» **What is being asked**
Go through the material and write it all out exactly, minus the pictures.

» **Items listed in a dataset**
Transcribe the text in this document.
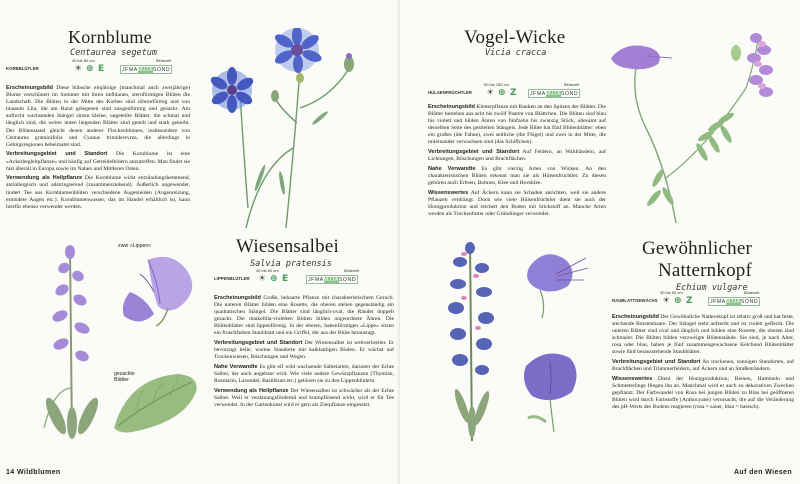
Kornblume
Centaurea segetum
KORBBLÜTLER
30 bis 80 cm	Blütezeit
☀ ⊕ E	JFMAMJJASOND

Erscheinungsbild Diese hübsche einjährige (manchmal auch zweijährige) Blume verschönert im Sommer mit ihren tiefblauen, sternförmigen Blüten die Landschaft. Die Blüten in der Mitte des Korbes sind röhrenförmig und von blassem Lila, die am Rand gelegenen sind zungenförmig und gezackt. Am aufrecht wachsenden Stängel sitzen kleine, ungeteilte Blätter, die schmal und länglich sind, die weiter unten liegenden Blätter sind geteilt und stark gekerbt. Der Blütenstand gleicht denen anderer Flockenblumen, insbesondere von Centaurea graminifolia und Cyanus trimiderevrea, die allerdings in Gebirgsregionen beheimatet sind.

Verbreitungsgebiet und Standort Die Kornblume ist eine »Ackerbegleitpflanze« und häufig auf Getreidefeldern anzutreffen. Man findet sie fast überall in Europa sowie im Nahen und Mittleren Osten.

Verwendung als Heilpflanze Die Kornblume wirkt entzündungshemmend, antiallergisch und adstringierend (zusammenziehend). Äußerlich angewendet, lindert Tee aus Kornblumenblüten verschiedene Augenleiden (Augenreizung, ermüdete Augen etc.). Kornblumenwasser, das im Handel erhältlich ist, kann hierfür ebenso verwendet werden.

Wiesensalbei
Salvia pratensis
LIPPENBLÜTLER
30 bis 60 cm	Blütezeit
☀ ⊕ E	JFMAMJJASOND

Erscheinungsbild Große, behaarte Pflanze mit charakteristischem Geruch. Die unteren Blätter bilden eine Rosette, die oberen stehen gegenständig am quadratischen Stängel. Die Blätter sind länglich-oval, die Ränder doppelt gezackt. Die dunkellila-violetten Blüten bilden ungeordnete Ähren. Die Blütenblätter sind lippenförmig. In der oberen, hakenförmigen »Lippe« sitzen ein froschfarben Staubblatt und ein Griffel, der aus der Blüte herausragt.

Verbreitungsgebiet und Standort Der Wiesensalbei ist weitverbreitet. Er bevorzugt helle, warme Standorte mit kalkhaltigen Böden. Er wächst auf Trockenwiesen, Böschungen und Wegen.

Nahe Verwandte Es gibt elf wild wachsende Salbeiarten, darunter der Echte Salbei, der auch angebaut wird. Wie viele andere Gewürzpflanzen (Thymian, Rosmarin, Lavendel, Basilikum etc.) gehören sie zu den Lippenblütlern.

Verwendung als Heilpflanze Der Wiesensalbei ist schwächer als der Echte Salbei. Weil er verdauungsfördernd und krampflösend wirkt, wird er für Tee verwendet. In der Gartenkunst wird er gern als Zierpflanze eingesetzt.

zwei »Lippen«
gezackte
Blätter
14 Wildblumen
Vogel-Wicke
Vicia cracca
HÜLSENFRÜCHTLER
50 bis 150 cm	Blütezeit
☀ ⊕ Z	JFMAMJJASOND

Erscheinungsbild Kletterpflanze mit Ranken an den Spitzen der Blätter. Die Blätter bestehen aus acht bis zwölf Paaren von Blättchen. Die Blüten sind blau bis violett und bilden Ähren von fünfzehn bis zwanzig Stück, allesamt auf derselben Seite des gestielten Stängels. Jede Blüte hat fünf Blütenblätter: eben ein großes (die Fahne), zwei seitliche (die Flügel) und zwei in der Mitte, die miteinander verwachsen sind (das Schiffchen).

Verbreitungsgebiet und Standort Auf Feldern, an Waldrändern, auf Lichtungen, Böschungen und Brachflächen.

Nahe Verwandte Es gibt vierzig Arten von Wicken. An den charakteristischen Blüten erkennt man sie als Hülsenfrüchtler. Zu diesen gehören auch Erbsen, Bohnen, Klee und Hornklee.

Wissenswertes Auf Äckern kann sie Schaden anrichten, weil sie andere Pflanzen verdrängt. Doch wie viele Hülsenfrüchtler dient sie auch der Honigproduktion und reichert den Boden mit Stickstoff an. Manche Arten werden als Trockenfutter oder Gründünger verwendet.

Gewöhnlicher
Natternkopf
Echium vulgare
RAUBLATTGEWÄCHS
30 bis 90 cm	Blütezeit
☀ ⊕ Z	JFMAMJJASOND

Erscheinungsbild Der Gewöhnliche Natternkopf ist relativ groß und hat feste, stechende Borstenhaare. Der Stängel steht aufrecht und ist violett gefleckt. Die unteren Blätter sind oval und länglich und bilden eine Rosette, die oberen sind schmaler. Die Blüten bilden verzweigte Blütenstände. Sie sind, je nach Alter, rosa oder blau, haben je fünf zusammengewachsene Kelchund Blütenblätter sowie fünf herausstehende Staubblätter.

Verbreitungsgebiet und Standort An trockenen, sonnigen Standorten, auf Brachflächen und Trümmerfeldern, auf Äckern und an Straßenrändern.

Wissenswertes Dient der Honigproduktion; Bienen, Hummeln und Schmetterlinge fliegen ihn an. Manchmal wird er auch zu dekorativen Zwecken gepflanzt. Der Farbwandel von Rosa bei jungen Blüten zu Blau bei geöffneten Blüten wird durch Farbstoffe (Anthocyane) verursacht, die auf die Veränderung des pH-Werts des Bodens reagieren (rosa = sauer, blau = basisch).

Auf den Wiesen
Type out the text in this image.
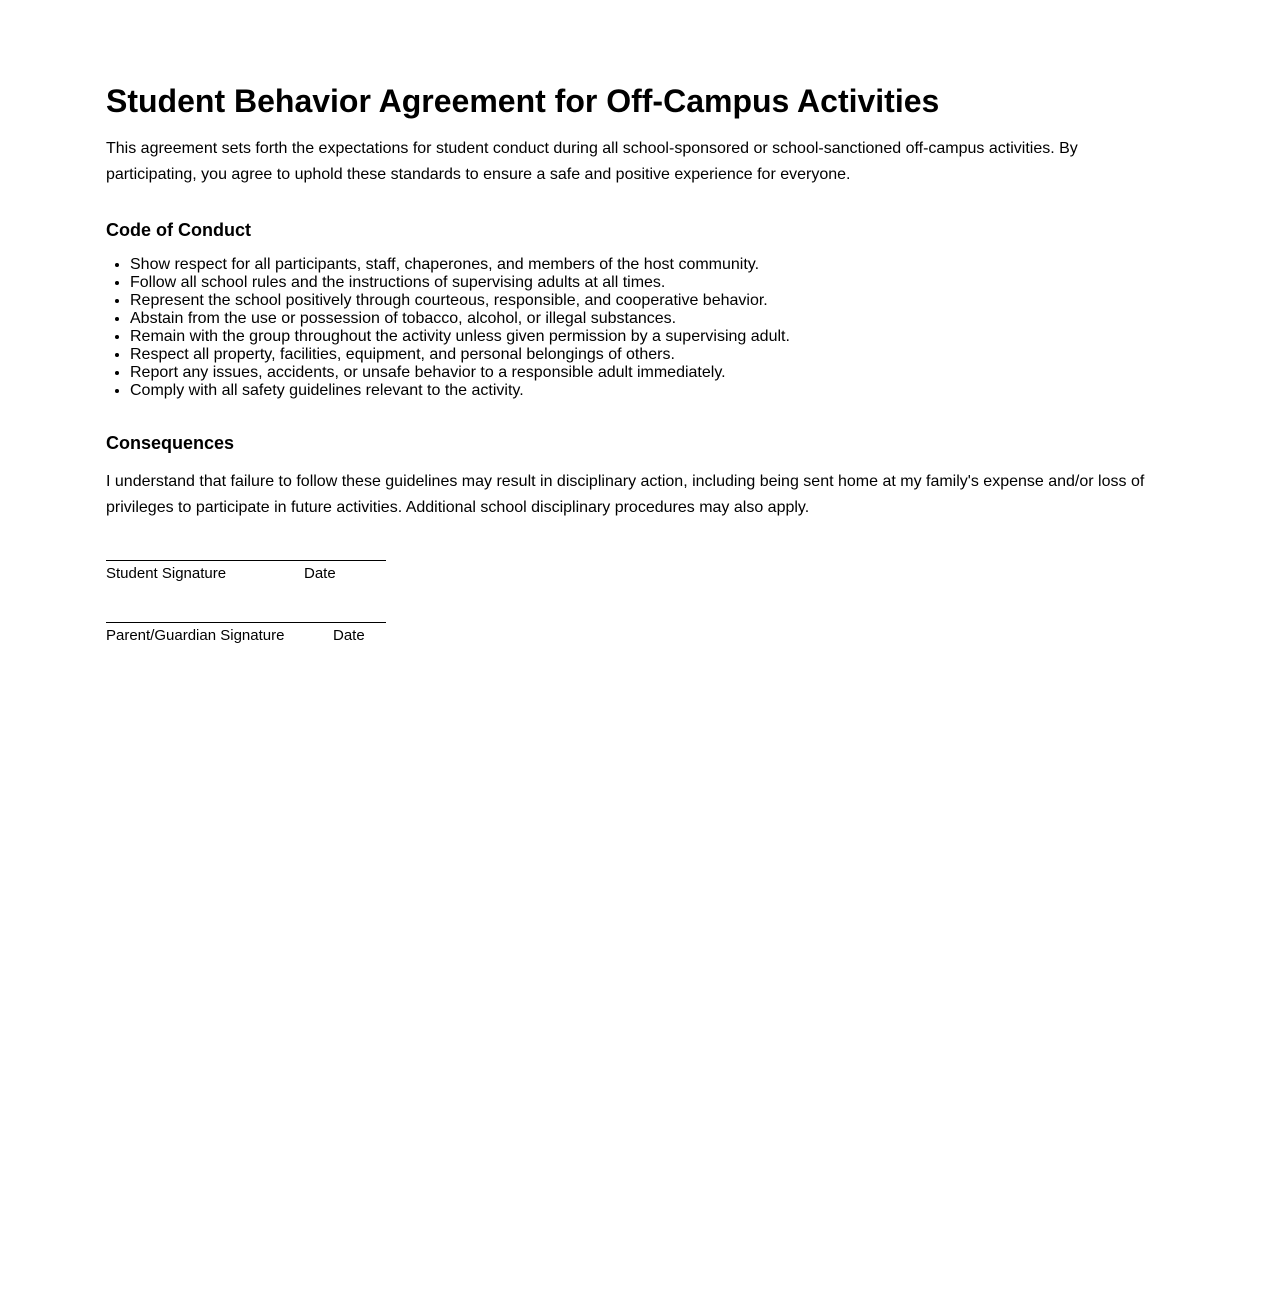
Student Behavior Agreement for Off-Campus Activities

This agreement sets forth the expectations for student conduct during all school-sponsored or school-sanctioned off-campus activities. By participating, you agree to uphold these standards to ensure a safe and positive experience for everyone.

Code of Conduct
• Show respect for all participants, staff, chaperones, and members of the host community.
• Follow all school rules and the instructions of supervising adults at all times.
• Represent the school positively through courteous, responsible, and cooperative behavior.
• Abstain from the use or possession of tobacco, alcohol, or illegal substances.
• Remain with the group throughout the activity unless given permission by a supervising adult.
• Respect all property, facilities, equipment, and personal belongings of others.
• Report any issues, accidents, or unsafe behavior to a responsible adult immediately.
• Comply with all safety guidelines relevant to the activity.
Consequences

I understand that failure to follow these guidelines may result in disciplinary action, including being sent home at my family's expense and/or loss of privileges to participate in future activities. Additional school disciplinary procedures may also apply.

Student Signature	Date
Parent/Guardian Signature	Date
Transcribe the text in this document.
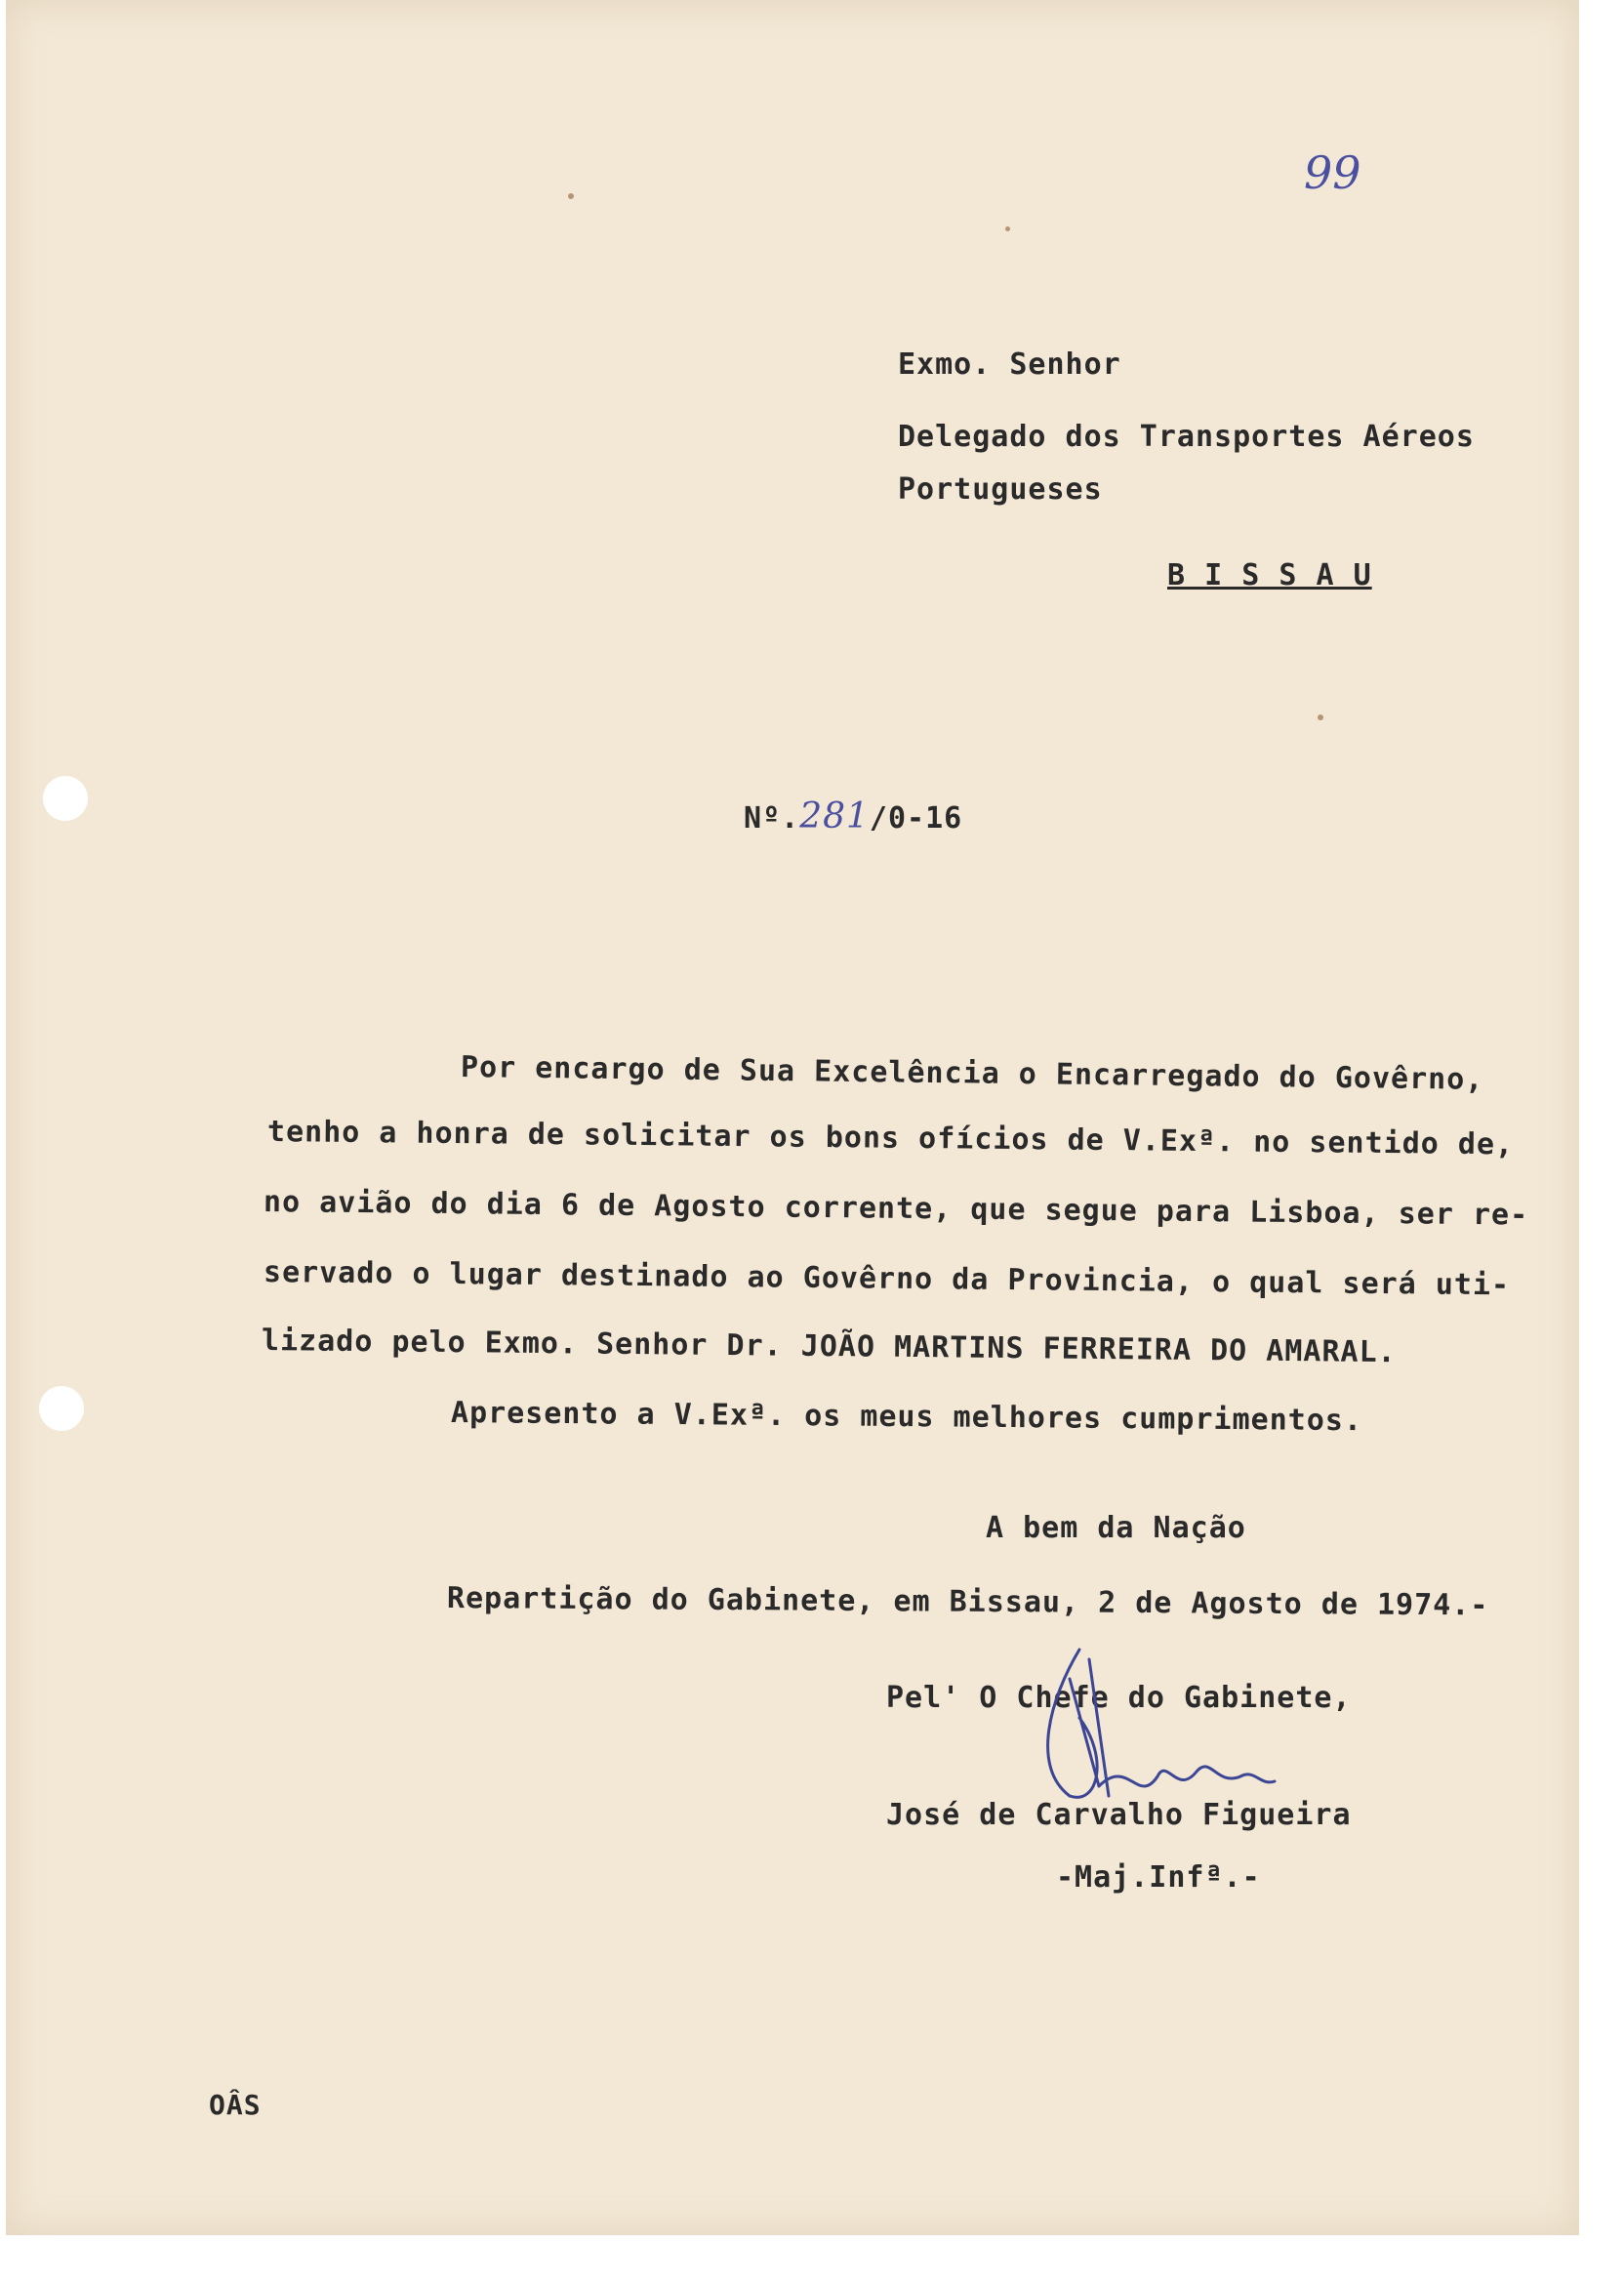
99
Exmo. Senhor
Delegado dos Transportes Aéreos
Portugueses
B I S S A U
Nº.281/0-16
Por encargo de Sua Excelência o Encarregado do Govêrno,
tenho a honra de solicitar os bons ofícios de V.Exª. no sentido de,
no avião do dia 6 de Agosto corrente, que segue para Lisboa, ser re-
servado o lugar destinado ao Govêrno da Provincia, o qual será uti-
lizado pelo Exmo. Senhor Dr. JOÃO MARTINS FERREIRA DO AMARAL.
Apresento a V.Exª. os meus melhores cumprimentos.
A bem da Nação
Repartição do Gabinete, em Bissau, 2 de Agosto de 1974.-
Pel' O Chefe do Gabinete,
José de Carvalho Figueira
-Maj.Infª.-
OÂS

» **The response**
Transcribe the text in this document.
Kornblume
Centaurea segetum
KORBBLÜTLER
30 bis 80 cm	Blütezeit
☀ ⊕ E	JFMAMJJASOND

Erscheinungsbild Diese hübsche einjährige (manchmal auch zweijährige) Blume verschönert im Sommer mit ihren tiefblauen, sternförmigen Blüten die Landschaft. Die Blüten in der Mitte des Korbes sind röhrenförmig und von blassem Lila, die am Rand gelegenen sind zungenförmig und gezackt. Am aufrecht wachsenden Stängel sitzen kleine, ungeteilte Blätter, die schmal und länglich sind, die weiter unten liegenden Blätter sind geteilt und stark gekerbt. Der Blütenstand gleicht denen anderer Flockenblumen, insbesondere von Centaurea graminifolia und Cyanus trimiderevrea, die allerdings in Gebirgsregionen beheimatet sind.

Verbreitungsgebiet und Standort Die Kornblume ist eine »Ackerbegleitpflanze« und häufig auf Getreidefeldern anzutreffen. Man findet sie fast überall in Europa sowie im Nahen und Mittleren Osten.

Verwendung als Heilpflanze Die Kornblume wirkt entzündungshemmend, antiallergisch und adstringierend (zusammenziehend). Äußerlich angewendet, lindert Tee aus Kornblumenblüten verschiedene Augenleiden (Augenreizung, ermüdete Augen etc.). Kornblumenwasser, das im Handel erhältlich ist, kann hierfür ebenso verwendet werden.

Wiesensalbei
Salvia pratensis
LIPPENBLÜTLER
30 bis 60 cm	Blütezeit
☀ ⊕ E	JFMAMJJASOND

Erscheinungsbild Große, behaarte Pflanze mit charakteristischem Geruch. Die unteren Blätter bilden eine Rosette, die oberen stehen gegenständig am quadratischen Stängel. Die Blätter sind länglich-oval, die Ränder doppelt gezackt. Die dunkellila-violetten Blüten bilden ungeordnete Ähren. Die Blütenblätter sind lippenförmig. In der oberen, hakenförmigen »Lippe« sitzen ein froschfarben Staubblatt und ein Griffel, der aus der Blüte herausragt.

Verbreitungsgebiet und Standort Der Wiesensalbei ist weitverbreitet. Er bevorzugt helle, warme Standorte mit kalkhaltigen Böden. Er wächst auf Trockenwiesen, Böschungen und Wegen.

Nahe Verwandte Es gibt elf wild wachsende Salbeiarten, darunter der Echte Salbei, der auch angebaut wird. Wie viele andere Gewürzpflanzen (Thymian, Rosmarin, Lavendel, Basilikum etc.) gehören sie zu den Lippenblütlern.

Verwendung als Heilpflanze Der Wiesensalbei ist schwächer als der Echte Salbei. Weil er verdauungsfördernd und krampflösend wirkt, wird er für Tee verwendet. In der Gartenkunst wird er gern als Zierpflanze eingesetzt.

zwei »Lippen«
gezackte
Blätter
14 Wildblumen
Vogel-Wicke
Vicia cracca
HÜLSENFRÜCHTLER
50 bis 150 cm	Blütezeit
☀ ⊕ Z	JFMAMJJASOND

Erscheinungsbild Kletterpflanze mit Ranken an den Spitzen der Blätter. Die Blätter bestehen aus acht bis zwölf Paaren von Blättchen. Die Blüten sind blau bis violett und bilden Ähren von fünfzehn bis zwanzig Stück, allesamt auf derselben Seite des gestielten Stängels. Jede Blüte hat fünf Blütenblätter: eben ein großes (die Fahne), zwei seitliche (die Flügel) und zwei in der Mitte, die miteinander verwachsen sind (das Schiffchen).

Verbreitungsgebiet und Standort Auf Feldern, an Waldrändern, auf Lichtungen, Böschungen und Brachflächen.

Nahe Verwandte Es gibt vierzig Arten von Wicken. An den charakteristischen Blüten erkennt man sie als Hülsenfrüchtler. Zu diesen gehören auch Erbsen, Bohnen, Klee und Hornklee.

Wissenswertes Auf Äckern kann sie Schaden anrichten, weil sie andere Pflanzen verdrängt. Doch wie viele Hülsenfrüchtler dient sie auch der Honigproduktion und reichert den Boden mit Stickstoff an. Manche Arten werden als Trockenfutter oder Gründünger verwendet.

Gewöhnlicher
Natternkopf
Echium vulgare
RAUBLATTGEWÄCHS
30 bis 90 cm	Blütezeit
☀ ⊕ Z	JFMAMJJASOND

Erscheinungsbild Der Gewöhnliche Natternkopf ist relativ groß und hat feste, stechende Borstenhaare. Der Stängel steht aufrecht und ist violett gefleckt. Die unteren Blätter sind oval und länglich und bilden eine Rosette, die oberen sind schmaler. Die Blüten bilden verzweigte Blütenstände. Sie sind, je nach Alter, rosa oder blau, haben je fünf zusammengewachsene Kelchund Blütenblätter sowie fünf herausstehende Staubblätter.

Verbreitungsgebiet und Standort An trockenen, sonnigen Standorten, auf Brachflächen und Trümmerfeldern, auf Äckern und an Straßenrändern.

Wissenswertes Dient der Honigproduktion; Bienen, Hummeln und Schmetterlinge fliegen ihn an. Manchmal wird er auch zu dekorativen Zwecken gepflanzt. Der Farbwandel von Rosa bei jungen Blüten zu Blau bei geöffneten Blüten wird durch Farbstoffe (Anthocyane) verursacht, die auf die Veränderung des pH-Werts des Bodens reagieren (rosa = sauer, blau = basisch).

Auf den Wiesen
Type out the text in this image.
Student Behavior Agreement for Off-Campus Activities

This agreement sets forth the expectations for student conduct during all school-sponsored or school-sanctioned off-campus activities. By participating, you agree to uphold these standards to ensure a safe and positive experience for everyone.

Code of Conduct
• Show respect for all participants, staff, chaperones, and members of the host community.
• Follow all school rules and the instructions of supervising adults at all times.
• Represent the school positively through courteous, responsible, and cooperative behavior.
• Abstain from the use or possession of tobacco, alcohol, or illegal substances.
• Remain with the group throughout the activity unless given permission by a supervising adult.
• Respect all property, facilities, equipment, and personal belongings of others.
• Report any issues, accidents, or unsafe behavior to a responsible adult immediately.
• Comply with all safety guidelines relevant to the activity.
Consequences

I understand that failure to follow these guidelines may result in disciplinary action, including being sent home at my family's expense and/or loss of privileges to participate in future activities. Additional school disciplinary procedures may also apply.

Student Signature	Date
Parent/Guardian Signature	Date
Transcribe the text in this document.
99
Exmo. Senhor
Delegado dos Transportes Aéreos
Portugueses
B I S S A U
Nº.281/0-16
Por encargo de Sua Excelência o Encarregado do Govêrno,
tenho a honra de solicitar os bons ofícios de V.Exª. no sentido de,
no avião do dia 6 de Agosto corrente, que segue para Lisboa, ser re-
servado o lugar destinado ao Govêrno da Provincia, o qual será uti-
lizado pelo Exmo. Senhor Dr. JOÃO MARTINS FERREIRA DO AMARAL.
Apresento a V.Exª. os meus melhores cumprimentos.
A bem da Nação
Repartição do Gabinete, em Bissau, 2 de Agosto de 1974.-
Pel' O Chefe do Gabinete,
José de Carvalho Figueira
-Maj.Infª.-
OÂS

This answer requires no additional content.